### Aim of the exercise
Repeat the listing word for word. No pictures belong in the copy.

### The records
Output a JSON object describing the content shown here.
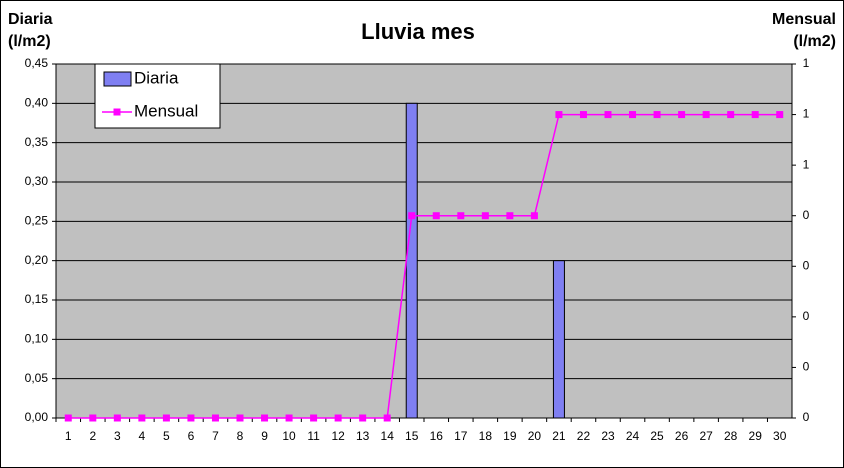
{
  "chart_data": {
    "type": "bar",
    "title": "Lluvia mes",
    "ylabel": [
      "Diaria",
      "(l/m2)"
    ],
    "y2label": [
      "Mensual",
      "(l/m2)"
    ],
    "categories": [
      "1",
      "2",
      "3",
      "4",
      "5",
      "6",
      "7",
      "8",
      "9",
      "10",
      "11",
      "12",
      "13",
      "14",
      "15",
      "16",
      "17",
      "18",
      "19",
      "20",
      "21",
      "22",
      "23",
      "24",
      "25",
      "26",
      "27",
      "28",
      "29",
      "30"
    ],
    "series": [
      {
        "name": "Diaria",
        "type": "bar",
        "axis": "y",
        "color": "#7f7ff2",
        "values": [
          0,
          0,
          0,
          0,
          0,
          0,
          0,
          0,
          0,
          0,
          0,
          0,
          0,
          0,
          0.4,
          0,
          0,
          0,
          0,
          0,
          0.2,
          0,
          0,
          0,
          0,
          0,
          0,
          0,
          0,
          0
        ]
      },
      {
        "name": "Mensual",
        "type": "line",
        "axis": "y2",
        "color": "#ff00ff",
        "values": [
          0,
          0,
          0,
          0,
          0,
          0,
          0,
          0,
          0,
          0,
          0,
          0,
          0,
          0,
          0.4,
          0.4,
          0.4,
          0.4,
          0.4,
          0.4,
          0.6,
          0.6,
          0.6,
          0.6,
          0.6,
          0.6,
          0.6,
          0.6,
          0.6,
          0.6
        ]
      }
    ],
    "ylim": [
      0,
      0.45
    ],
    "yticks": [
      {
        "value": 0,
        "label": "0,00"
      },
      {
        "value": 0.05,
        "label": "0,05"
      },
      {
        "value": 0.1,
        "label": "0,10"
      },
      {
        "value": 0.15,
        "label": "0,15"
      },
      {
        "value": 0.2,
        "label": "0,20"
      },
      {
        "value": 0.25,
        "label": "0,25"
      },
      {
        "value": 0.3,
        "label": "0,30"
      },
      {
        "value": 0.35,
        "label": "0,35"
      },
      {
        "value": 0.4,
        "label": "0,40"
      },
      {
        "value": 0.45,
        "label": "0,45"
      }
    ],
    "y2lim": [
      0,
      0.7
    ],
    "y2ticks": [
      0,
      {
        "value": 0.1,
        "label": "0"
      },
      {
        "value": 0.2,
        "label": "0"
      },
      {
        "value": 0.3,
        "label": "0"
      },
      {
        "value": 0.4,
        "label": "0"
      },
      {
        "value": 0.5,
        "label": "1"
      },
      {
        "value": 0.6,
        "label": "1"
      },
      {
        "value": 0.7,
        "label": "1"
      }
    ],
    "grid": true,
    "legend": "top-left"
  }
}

### Correct response
Output a JSON object describing the content shown here.
{
  "chart_data": {
    "type": "bar",
    "title": "Lluvia mes",
    "ylabel": [
      "Diaria",
      "(l/m2)"
    ],
    "y2label": [
      "Mensual",
      "(l/m2)"
    ],
    "categories": [
      "1",
      "2",
      "3",
      "4",
      "5",
      "6",
      "7",
      "8",
      "9",
      "10",
      "11",
      "12",
      "13",
      "14",
      "15",
      "16",
      "17",
      "18",
      "19",
      "20",
      "21",
      "22",
      "23",
      "24",
      "25",
      "26",
      "27",
      "28",
      "29",
      "30"
    ],
    "series": [
      {
        "name": "Diaria",
        "type": "bar",
        "axis": "y",
        "color": "#7f7ff2",
        "values": [
          0,
          0,
          0,
          0,
          0,
          0,
          0,
          0,
          0,
          0,
          0,
          0,
          0,
          0,
          0.4,
          0,
          0,
          0,
          0,
          0,
          0.2,
          0,
          0,
          0,
          0,
          0,
          0,
          0,
          0,
          0
        ]
      },
      {
        "name": "Mensual",
        "type": "line",
        "axis": "y2",
        "color": "#ff00ff",
        "values": [
          0,
          0,
          0,
          0,
          0,
          0,
          0,
          0,
          0,
          0,
          0,
          0,
          0,
          0,
          0.4,
          0.4,
          0.4,
          0.4,
          0.4,
          0.4,
          0.6,
          0.6,
          0.6,
          0.6,
          0.6,
          0.6,
          0.6,
          0.6,
          0.6,
          0.6
        ]
      }
    ],
    "ylim": [
      0,
      0.45
    ],
    "yticks": [
      {
        "value": 0,
        "label": "0,00"
      },
      {
        "value": 0.05,
        "label": "0,05"
      },
      {
        "value": 0.1,
        "label": "0,10"
      },
      {
        "value": 0.15,
        "label": "0,15"
      },
      {
        "value": 0.2,
        "label": "0,20"
      },
      {
        "value": 0.25,
        "label": "0,25"
      },
      {
        "value": 0.3,
        "label": "0,30"
      },
      {
        "value": 0.35,
        "label": "0,35"
      },
      {
        "value": 0.4,
        "label": "0,40"
      },
      {
        "value": 0.45,
        "label": "0,45"
      }
    ],
    "y2lim": [
      0,
      0.7
    ],
    "y2ticks": [
      0,
      {
        "value": 0.1,
        "label": "0"
      },
      {
        "value": 0.2,
        "label": "0"
      },
      {
        "value": 0.3,
        "label": "0"
      },
      {
        "value": 0.4,
        "label": "0"
      },
      {
        "value": 0.5,
        "label": "1"
      },
      {
        "value": 0.6,
        "label": "1"
      },
      {
        "value": 0.7,
        "label": "1"
      }
    ],
    "grid": true,
    "legend": "top-left"
  }
}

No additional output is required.